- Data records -
_ _ _ _ _
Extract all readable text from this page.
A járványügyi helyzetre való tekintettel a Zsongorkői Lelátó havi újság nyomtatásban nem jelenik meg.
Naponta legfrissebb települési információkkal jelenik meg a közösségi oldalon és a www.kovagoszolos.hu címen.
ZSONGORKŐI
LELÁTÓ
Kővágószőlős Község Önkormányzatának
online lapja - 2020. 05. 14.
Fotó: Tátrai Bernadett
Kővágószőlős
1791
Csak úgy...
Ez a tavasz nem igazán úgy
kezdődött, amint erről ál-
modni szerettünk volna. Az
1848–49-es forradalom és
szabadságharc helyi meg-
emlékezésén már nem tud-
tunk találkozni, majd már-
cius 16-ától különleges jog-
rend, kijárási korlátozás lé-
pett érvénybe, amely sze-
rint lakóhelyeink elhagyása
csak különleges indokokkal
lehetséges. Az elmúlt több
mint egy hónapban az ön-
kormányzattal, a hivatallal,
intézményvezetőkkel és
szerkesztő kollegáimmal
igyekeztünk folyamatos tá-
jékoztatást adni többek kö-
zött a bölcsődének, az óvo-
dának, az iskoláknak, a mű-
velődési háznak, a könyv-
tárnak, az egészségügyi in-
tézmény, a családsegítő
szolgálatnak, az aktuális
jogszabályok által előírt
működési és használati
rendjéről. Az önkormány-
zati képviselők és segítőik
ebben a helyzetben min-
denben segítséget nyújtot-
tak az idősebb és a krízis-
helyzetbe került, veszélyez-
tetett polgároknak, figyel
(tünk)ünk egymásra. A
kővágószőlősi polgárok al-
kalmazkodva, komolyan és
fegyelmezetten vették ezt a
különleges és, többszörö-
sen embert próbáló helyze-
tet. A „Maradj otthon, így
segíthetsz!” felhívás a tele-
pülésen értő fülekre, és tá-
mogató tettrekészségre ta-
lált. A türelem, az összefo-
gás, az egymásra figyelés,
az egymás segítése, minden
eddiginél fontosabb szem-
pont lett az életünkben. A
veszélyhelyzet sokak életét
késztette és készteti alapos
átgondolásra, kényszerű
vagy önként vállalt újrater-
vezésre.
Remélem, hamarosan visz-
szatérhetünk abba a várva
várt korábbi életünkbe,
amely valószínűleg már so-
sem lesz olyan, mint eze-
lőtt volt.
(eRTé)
_ _ _ _ _
- WHAT IS REQUIRED -
Give the listing above again, word for word.

- RESULT OF THE EXERCISE -
Extract all readable text from this page.
A járványügyi helyzetre való tekintettel a Zsongorkői Lelátó havi újság nyomtatásban nem jelenik meg.
Naponta legfrissebb települési információkkal jelenik meg a közösségi oldalon és a www.kovagoszolos.hu címen.
ZSONGORKŐI
LELÁTÓ
Kővágószőlős Község Önkormányzatának
online lapja - 2020. 05. 14.
Fotó: Tátrai Bernadett
Kővágószőlős
1791
Csak úgy...
Ez a tavasz nem igazán úgy
kezdődött, amint erről ál-
modni szerettünk volna. Az
1848–49-es forradalom és
szabadságharc helyi meg-
emlékezésén már nem tud-
tunk találkozni, majd már-
cius 16-ától különleges jog-
rend, kijárási korlátozás lé-
pett érvénybe, amely sze-
rint lakóhelyeink elhagyása
csak különleges indokokkal
lehetséges. Az elmúlt több
mint egy hónapban az ön-
kormányzattal, a hivatallal,
intézményvezetőkkel és
szerkesztő kollegáimmal
igyekeztünk folyamatos tá-
jékoztatást adni többek kö-
zött a bölcsődének, az óvo-
dának, az iskoláknak, a mű-
velődési háznak, a könyv-
tárnak, az egészségügyi in-
tézmény, a családsegítő
szolgálatnak, az aktuális
jogszabályok által előírt
működési és használati
rendjéről. Az önkormány-
zati képviselők és segítőik
ebben a helyzetben min-
denben segítséget nyújtot-
tak az idősebb és a krízis-
helyzetbe került, veszélyez-
tetett polgároknak, figyel
(tünk)ünk egymásra. A
kővágószőlősi polgárok al-
kalmazkodva, komolyan és
fegyelmezetten vették ezt a
különleges és, többszörö-
sen embert próbáló helyze-
tet. A „Maradj otthon, így
segíthetsz!” felhívás a tele-
pülésen értő fülekre, és tá-
mogató tettrekészségre ta-
lált. A türelem, az összefo-
gás, az egymásra figyelés,
az egymás segítése, minden
eddiginél fontosabb szem-
pont lett az életünkben. A
veszélyhelyzet sokak életét
késztette és készteti alapos
átgondolásra, kényszerű
vagy önként vállalt újrater-
vezésre.
Remélem, hamarosan visz-
szatérhetünk abba a várva
várt korábbi életünkbe,
amely valószínűleg már so-
sem lesz olyan, mint eze-
lőtt volt.
(eRTé)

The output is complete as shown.